[Problem statement]
Pictures stay out; everything else in the records below is copied exactly.

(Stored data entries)
#####

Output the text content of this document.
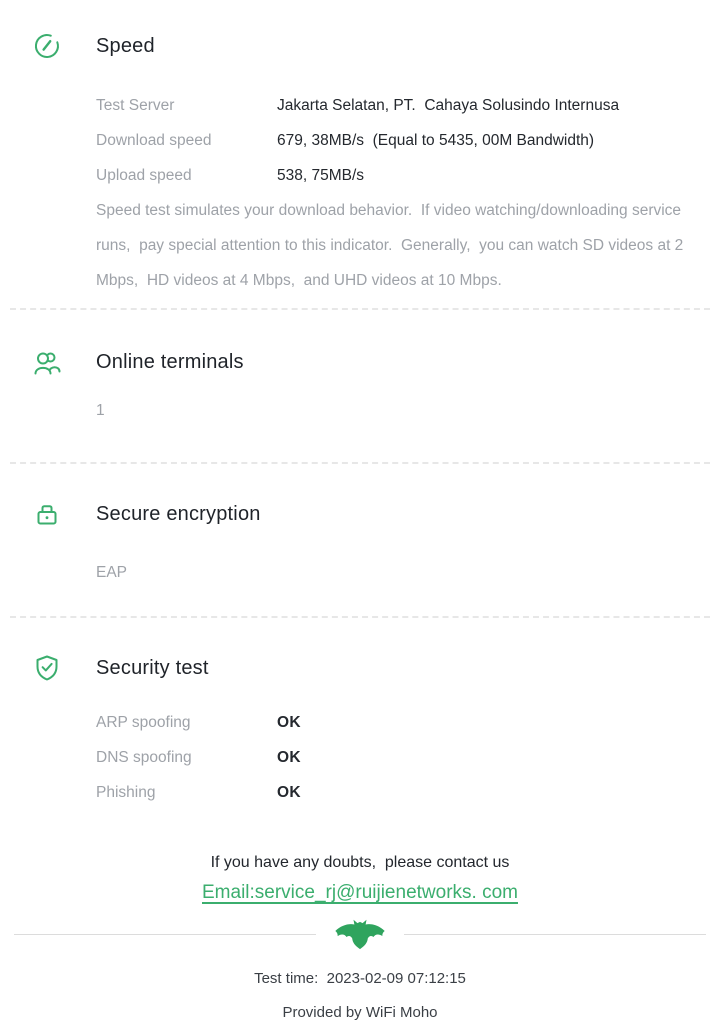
Speed
Test Server	Jakarta Selatan, PT.  Cahaya Solusindo Internusa
Download speed	679, 38MB/s  (Equal to 5435, 00M Bandwidth)
Upload speed	538, 75MB/s

Speed test simulates your download behavior.  If video watching/downloading service runs,  pay special attention to this indicator.  Generally,  you can watch SD videos at 2 Mbps,  HD videos at 4 Mbps,  and UHD videos at 10 Mbps.

Online terminals
1
Secure encryption
EAP
Security test
ARP spoofing	OK
DNS spoofing	OK
Phishing	OK
If you have any doubts,  please contact us
Email:service_rj@ruijienetworks. com
Test time:  2023-02-09 07:12:15
Provided by WiFi Moho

#####

[Worked solution]
Output the text content of this document.
Speed
Test Server	Jakarta Selatan, PT.  Cahaya Solusindo Internusa
Download speed	679, 38MB/s  (Equal to 5435, 00M Bandwidth)
Upload speed	538, 75MB/s

Speed test simulates your download behavior.  If video watching/downloading service runs,  pay special attention to this indicator.  Generally,  you can watch SD videos at 2 Mbps,  HD videos at 4 Mbps,  and UHD videos at 10 Mbps.

Online terminals
1
Secure encryption
EAP
Security test
ARP spoofing	OK
DNS spoofing	OK
Phishing	OK
If you have any doubts,  please contact us
Email:service_rj@ruijienetworks. com
Test time:  2023-02-09 07:12:15
Provided by WiFi Moho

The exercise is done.